_Instructions for the task_:
Carry none of the pictures over; write out the complete data exactly.

****************************************

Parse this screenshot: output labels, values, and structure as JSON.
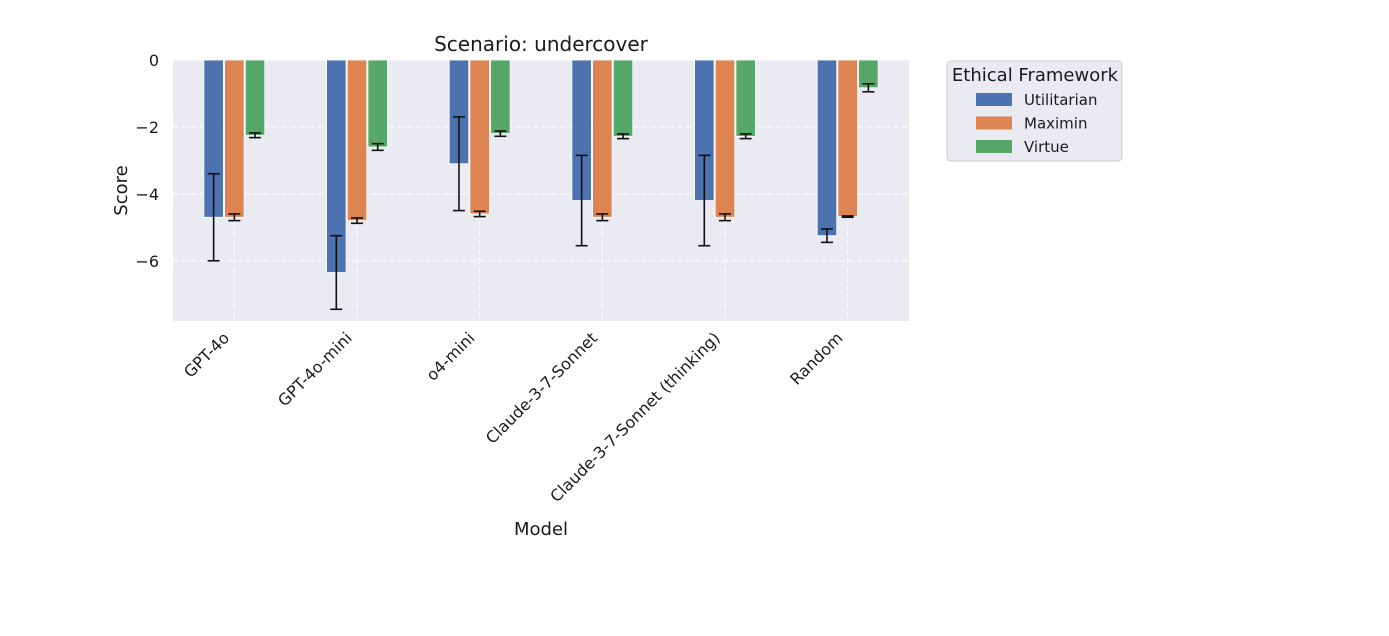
{
  "chart_data": {
    "type": "bar",
    "title": "Scenario: undercover",
    "xlabel": "Model",
    "ylabel": "Score",
    "ylim": [
      -7.8,
      0
    ],
    "yticks": [
      0,
      -2,
      -4,
      -6
    ],
    "ytick_labels": [
      "0",
      "−2",
      "−4",
      "−6"
    ],
    "grid": true,
    "legend_title": "Ethical Framework",
    "legend_position": "outside-right-top",
    "categories": [
      "GPT-4o",
      "GPT-4o-mini",
      "o4-mini",
      "Claude-3-7-Sonnet",
      "Claude-3-7-Sonnet (thinking)",
      "Random"
    ],
    "series": [
      {
        "name": "Utilitarian",
        "color": "#4c72b0",
        "values": [
          -4.7,
          -6.35,
          -3.1,
          -4.2,
          -4.2,
          -5.25
        ],
        "errors": [
          1.3,
          1.1,
          1.4,
          1.35,
          1.35,
          0.2
        ]
      },
      {
        "name": "Maximin",
        "color": "#dd8452",
        "values": [
          -4.7,
          -4.8,
          -4.6,
          -4.7,
          -4.7,
          -4.68
        ],
        "errors": [
          0.1,
          0.08,
          0.08,
          0.1,
          0.1,
          0.02
        ]
      },
      {
        "name": "Virtue",
        "color": "#55a868",
        "values": [
          -2.25,
          -2.6,
          -2.2,
          -2.28,
          -2.28,
          -0.83
        ],
        "errors": [
          0.07,
          0.1,
          0.08,
          0.07,
          0.07,
          0.12
        ]
      }
    ]
  }
}
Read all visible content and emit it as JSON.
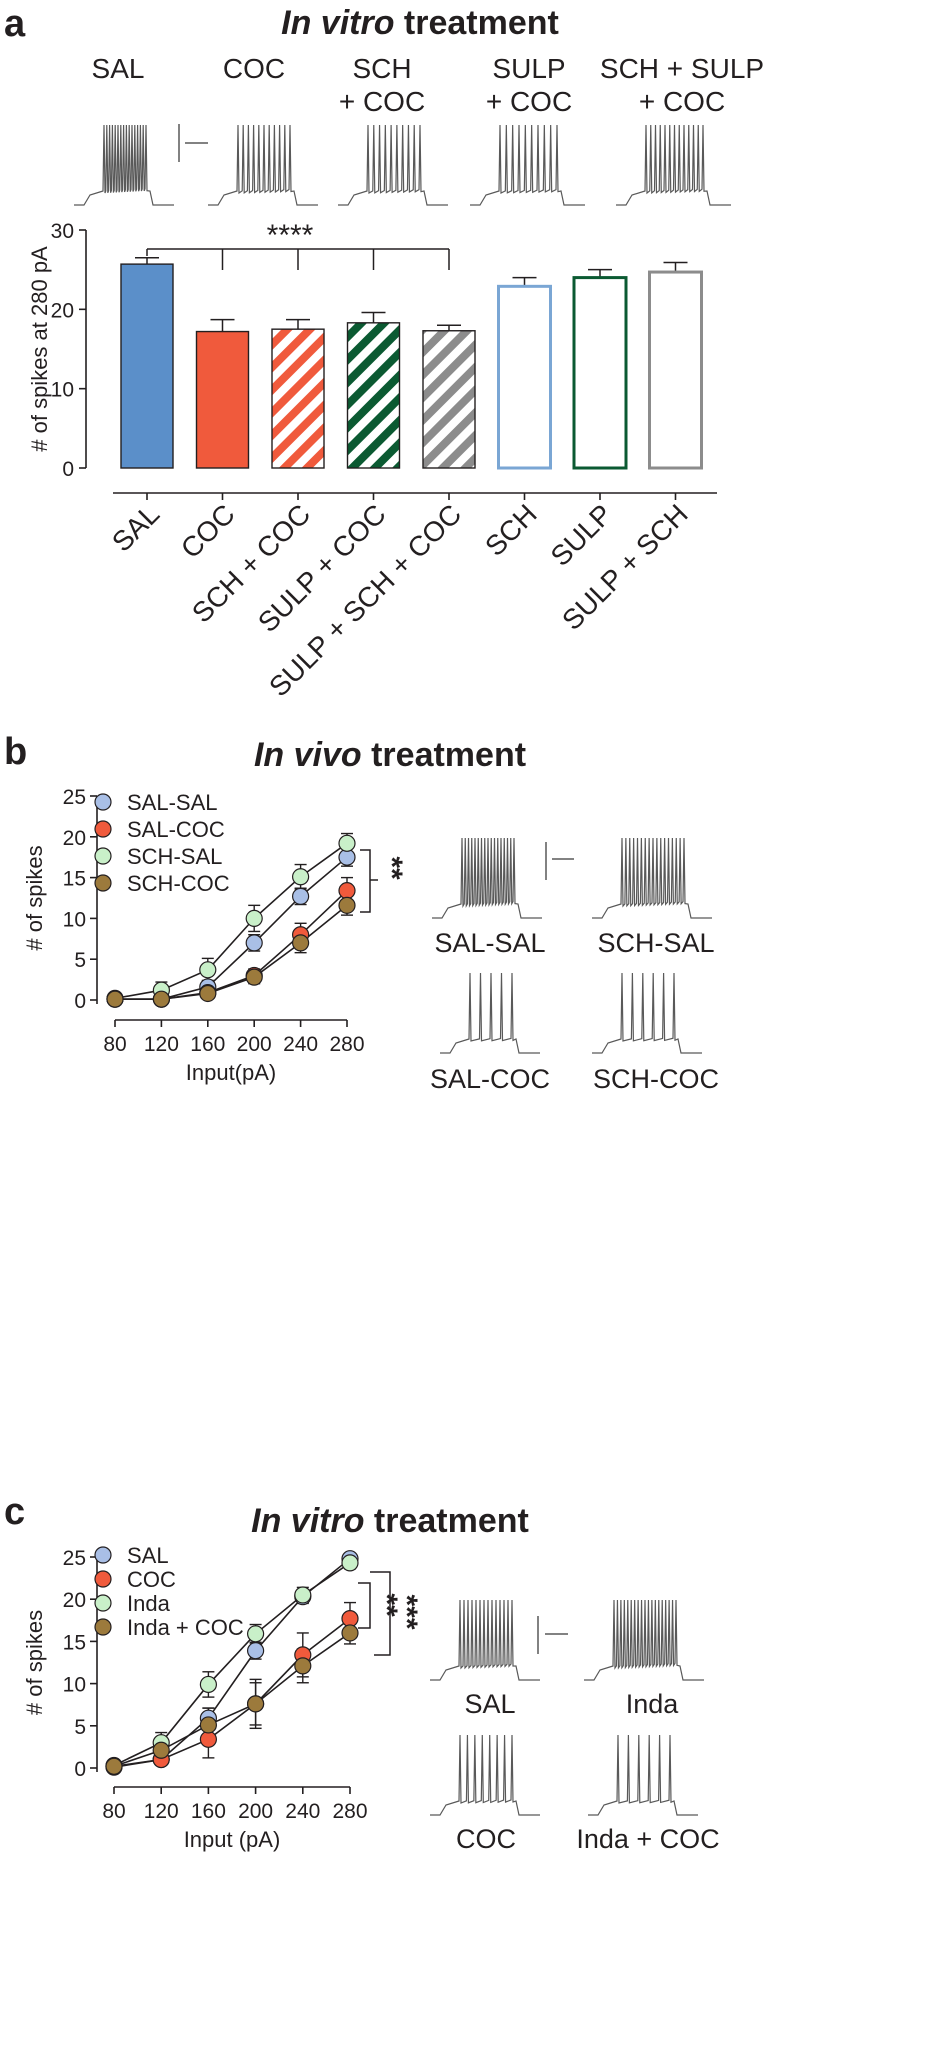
{
  "panel_a": {
    "label": "a",
    "title_italic": "In vitro",
    "title_rest": " treatment",
    "trace_labels": [
      [
        "SAL"
      ],
      [
        "COC"
      ],
      [
        "SCH",
        "+ COC"
      ],
      [
        "SULP",
        "+ COC"
      ],
      [
        "SCH + SULP",
        "+ COC"
      ]
    ],
    "significance": "****"
  },
  "panel_b": {
    "label": "b",
    "title_italic": "In vivo",
    "title_rest": " treatment",
    "trace_labels": [
      "SAL-SAL",
      "SCH-SAL",
      "SAL-COC",
      "SCH-COC"
    ],
    "significance": "**"
  },
  "panel_c": {
    "label": "c",
    "title_italic": "In vitro",
    "title_rest": " treatment",
    "trace_labels": [
      "SAL",
      "Inda",
      "COC",
      "Inda + COC"
    ],
    "significance": [
      "**",
      "***"
    ]
  },
  "chart_data": [
    {
      "type": "bar",
      "panel": "a",
      "ylabel": "# of spikes at 280 pA",
      "ylim": [
        0,
        30
      ],
      "yticks": [
        0,
        10,
        20,
        30
      ],
      "categories": [
        "SAL",
        "COC",
        "SCH + COC",
        "SULP + COC",
        "SULP + SCH + COC",
        "SCH",
        "SULP",
        "SULP + SCH"
      ],
      "values": [
        25.7,
        17.2,
        17.5,
        18.3,
        17.3,
        22.9,
        24.0,
        24.7
      ],
      "errors": [
        0.8,
        1.5,
        1.2,
        1.3,
        0.7,
        1.1,
        1.0,
        1.2
      ],
      "fill_colors": [
        "#5b8fc9",
        "#f05a3c",
        "#f05a3c",
        "#0b5a32",
        "#8c8c8c",
        "#ffffff",
        "#ffffff",
        "#ffffff"
      ],
      "edge_colors": [
        "#231f20",
        "#231f20",
        "#231f20",
        "#231f20",
        "#231f20",
        "#7aa6d4",
        "#0b5a32",
        "#8c8c8c"
      ],
      "hatched": [
        false,
        false,
        true,
        true,
        true,
        false,
        false,
        false
      ],
      "comparison": {
        "reference": "SAL",
        "targets": [
          "COC",
          "SCH + COC",
          "SULP + COC",
          "SULP + SCH + COC"
        ],
        "label": "****"
      }
    },
    {
      "type": "line",
      "panel": "b",
      "xlabel": "Input(pA)",
      "ylabel": "# of spikes",
      "x": [
        80,
        120,
        160,
        200,
        240,
        280
      ],
      "ylim": [
        0,
        25
      ],
      "yticks": [
        0,
        5,
        10,
        15,
        20,
        25
      ],
      "legend": "top-left",
      "series": [
        {
          "name": "SAL-SAL",
          "color": "#a9bfe6",
          "values": [
            0.1,
            0.1,
            1.6,
            7.0,
            12.7,
            17.5
          ],
          "errors": [
            0.3,
            0.3,
            0.8,
            1.0,
            1.0,
            1.1
          ]
        },
        {
          "name": "SAL-COC",
          "color": "#f05a3c",
          "values": [
            0.1,
            0.1,
            0.9,
            3.0,
            8.0,
            13.4
          ],
          "errors": [
            0.3,
            0.3,
            0.5,
            0.8,
            1.4,
            1.6
          ]
        },
        {
          "name": "SCH-SAL",
          "color": "#c9f0c9",
          "values": [
            0.2,
            1.2,
            3.7,
            10.0,
            15.1,
            19.2
          ],
          "errors": [
            0.3,
            1.0,
            1.4,
            1.6,
            1.5,
            1.2
          ]
        },
        {
          "name": "SCH-COC",
          "color": "#9c7a3c",
          "values": [
            0.1,
            0.1,
            0.8,
            2.8,
            7.0,
            11.6
          ],
          "errors": [
            0.3,
            0.3,
            0.5,
            0.8,
            1.2,
            1.2
          ]
        }
      ],
      "significance": "**"
    },
    {
      "type": "line",
      "panel": "c",
      "xlabel": "Input (pA)",
      "ylabel": "# of spikes",
      "x": [
        80,
        120,
        160,
        200,
        240,
        280
      ],
      "ylim": [
        0,
        25
      ],
      "yticks": [
        0,
        5,
        10,
        15,
        20,
        25
      ],
      "legend": "top-left",
      "series": [
        {
          "name": "SAL",
          "color": "#a9bfe6",
          "values": [
            0.1,
            1.0,
            5.9,
            13.9,
            20.3,
            24.8
          ],
          "errors": [
            0.3,
            0.5,
            1.2,
            1.0,
            0.8,
            0.6
          ]
        },
        {
          "name": "COC",
          "color": "#f05a3c",
          "values": [
            0.2,
            1.0,
            3.4,
            7.6,
            13.4,
            17.7
          ],
          "errors": [
            0.3,
            0.5,
            2.2,
            2.9,
            2.6,
            1.9
          ]
        },
        {
          "name": "Inda",
          "color": "#c9f0c9",
          "values": [
            0.3,
            3.0,
            9.9,
            15.9,
            20.5,
            24.3
          ],
          "errors": [
            0.3,
            1.2,
            1.5,
            1.1,
            0.9,
            0.7
          ]
        },
        {
          "name": "Inda + COC",
          "color": "#9c7a3c",
          "values": [
            0.2,
            2.1,
            5.1,
            7.6,
            12.1,
            16.0
          ],
          "errors": [
            0.3,
            0.9,
            2.0,
            2.5,
            2.0,
            1.3
          ]
        }
      ],
      "significance": [
        "**",
        "***"
      ]
    }
  ]
}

****************************************

_Correct response_:
Parse this screenshot: output labels, values, and structure as JSON.
{
  "chart_data": {
    "type": "bar",
    "title": "Scenario: undercover",
    "xlabel": "Model",
    "ylabel": "Score",
    "ylim": [
      -7.8,
      0
    ],
    "yticks": [
      0,
      -2,
      -4,
      -6
    ],
    "ytick_labels": [
      "0",
      "−2",
      "−4",
      "−6"
    ],
    "grid": true,
    "legend_title": "Ethical Framework",
    "legend_position": "outside-right-top",
    "categories": [
      "GPT-4o",
      "GPT-4o-mini",
      "o4-mini",
      "Claude-3-7-Sonnet",
      "Claude-3-7-Sonnet (thinking)",
      "Random"
    ],
    "series": [
      {
        "name": "Utilitarian",
        "color": "#4c72b0",
        "values": [
          -4.7,
          -6.35,
          -3.1,
          -4.2,
          -4.2,
          -5.25
        ],
        "errors": [
          1.3,
          1.1,
          1.4,
          1.35,
          1.35,
          0.2
        ]
      },
      {
        "name": "Maximin",
        "color": "#dd8452",
        "values": [
          -4.7,
          -4.8,
          -4.6,
          -4.7,
          -4.7,
          -4.68
        ],
        "errors": [
          0.1,
          0.08,
          0.08,
          0.1,
          0.1,
          0.02
        ]
      },
      {
        "name": "Virtue",
        "color": "#55a868",
        "values": [
          -2.25,
          -2.6,
          -2.2,
          -2.28,
          -2.28,
          -0.83
        ],
        "errors": [
          0.07,
          0.1,
          0.08,
          0.07,
          0.07,
          0.12
        ]
      }
    ]
  }
}
Read all visible content and emit it as JSON.
{
  "panel_a": {
    "label": "a",
    "title_italic": "In vitro",
    "title_rest": " treatment",
    "trace_labels": [
      [
        "SAL"
      ],
      [
        "COC"
      ],
      [
        "SCH",
        "+ COC"
      ],
      [
        "SULP",
        "+ COC"
      ],
      [
        "SCH + SULP",
        "+ COC"
      ]
    ],
    "significance": "****"
  },
  "panel_b": {
    "label": "b",
    "title_italic": "In vivo",
    "title_rest": " treatment",
    "trace_labels": [
      "SAL-SAL",
      "SCH-SAL",
      "SAL-COC",
      "SCH-COC"
    ],
    "significance": "**"
  },
  "panel_c": {
    "label": "c",
    "title_italic": "In vitro",
    "title_rest": " treatment",
    "trace_labels": [
      "SAL",
      "Inda",
      "COC",
      "Inda + COC"
    ],
    "significance": [
      "**",
      "***"
    ]
  },
  "chart_data": [
    {
      "type": "bar",
      "panel": "a",
      "ylabel": "# of spikes at 280 pA",
      "ylim": [
        0,
        30
      ],
      "yticks": [
        0,
        10,
        20,
        30
      ],
      "categories": [
        "SAL",
        "COC",
        "SCH + COC",
        "SULP + COC",
        "SULP + SCH + COC",
        "SCH",
        "SULP",
        "SULP + SCH"
      ],
      "values": [
        25.7,
        17.2,
        17.5,
        18.3,
        17.3,
        22.9,
        24.0,
        24.7
      ],
      "errors": [
        0.8,
        1.5,
        1.2,
        1.3,
        0.7,
        1.1,
        1.0,
        1.2
      ],
      "fill_colors": [
        "#5b8fc9",
        "#f05a3c",
        "#f05a3c",
        "#0b5a32",
        "#8c8c8c",
        "#ffffff",
        "#ffffff",
        "#ffffff"
      ],
      "edge_colors": [
        "#231f20",
        "#231f20",
        "#231f20",
        "#231f20",
        "#231f20",
        "#7aa6d4",
        "#0b5a32",
        "#8c8c8c"
      ],
      "hatched": [
        false,
        false,
        true,
        true,
        true,
        false,
        false,
        false
      ],
      "comparison": {
        "reference": "SAL",
        "targets": [
          "COC",
          "SCH + COC",
          "SULP + COC",
          "SULP + SCH + COC"
        ],
        "label": "****"
      }
    },
    {
      "type": "line",
      "panel": "b",
      "xlabel": "Input(pA)",
      "ylabel": "# of spikes",
      "x": [
        80,
        120,
        160,
        200,
        240,
        280
      ],
      "ylim": [
        0,
        25
      ],
      "yticks": [
        0,
        5,
        10,
        15,
        20,
        25
      ],
      "legend": "top-left",
      "series": [
        {
          "name": "SAL-SAL",
          "color": "#a9bfe6",
          "values": [
            0.1,
            0.1,
            1.6,
            7.0,
            12.7,
            17.5
          ],
          "errors": [
            0.3,
            0.3,
            0.8,
            1.0,
            1.0,
            1.1
          ]
        },
        {
          "name": "SAL-COC",
          "color": "#f05a3c",
          "values": [
            0.1,
            0.1,
            0.9,
            3.0,
            8.0,
            13.4
          ],
          "errors": [
            0.3,
            0.3,
            0.5,
            0.8,
            1.4,
            1.6
          ]
        },
        {
          "name": "SCH-SAL",
          "color": "#c9f0c9",
          "values": [
            0.2,
            1.2,
            3.7,
            10.0,
            15.1,
            19.2
          ],
          "errors": [
            0.3,
            1.0,
            1.4,
            1.6,
            1.5,
            1.2
          ]
        },
        {
          "name": "SCH-COC",
          "color": "#9c7a3c",
          "values": [
            0.1,
            0.1,
            0.8,
            2.8,
            7.0,
            11.6
          ],
          "errors": [
            0.3,
            0.3,
            0.5,
            0.8,
            1.2,
            1.2
          ]
        }
      ],
      "significance": "**"
    },
    {
      "type": "line",
      "panel": "c",
      "xlabel": "Input (pA)",
      "ylabel": "# of spikes",
      "x": [
        80,
        120,
        160,
        200,
        240,
        280
      ],
      "ylim": [
        0,
        25
      ],
      "yticks": [
        0,
        5,
        10,
        15,
        20,
        25
      ],
      "legend": "top-left",
      "series": [
        {
          "name": "SAL",
          "color": "#a9bfe6",
          "values": [
            0.1,
            1.0,
            5.9,
            13.9,
            20.3,
            24.8
          ],
          "errors": [
            0.3,
            0.5,
            1.2,
            1.0,
            0.8,
            0.6
          ]
        },
        {
          "name": "COC",
          "color": "#f05a3c",
          "values": [
            0.2,
            1.0,
            3.4,
            7.6,
            13.4,
            17.7
          ],
          "errors": [
            0.3,
            0.5,
            2.2,
            2.9,
            2.6,
            1.9
          ]
        },
        {
          "name": "Inda",
          "color": "#c9f0c9",
          "values": [
            0.3,
            3.0,
            9.9,
            15.9,
            20.5,
            24.3
          ],
          "errors": [
            0.3,
            1.2,
            1.5,
            1.1,
            0.9,
            0.7
          ]
        },
        {
          "name": "Inda + COC",
          "color": "#9c7a3c",
          "values": [
            0.2,
            2.1,
            5.1,
            7.6,
            12.1,
            16.0
          ],
          "errors": [
            0.3,
            0.9,
            2.0,
            2.5,
            2.0,
            1.3
          ]
        }
      ],
      "significance": [
        "**",
        "***"
      ]
    }
  ]
}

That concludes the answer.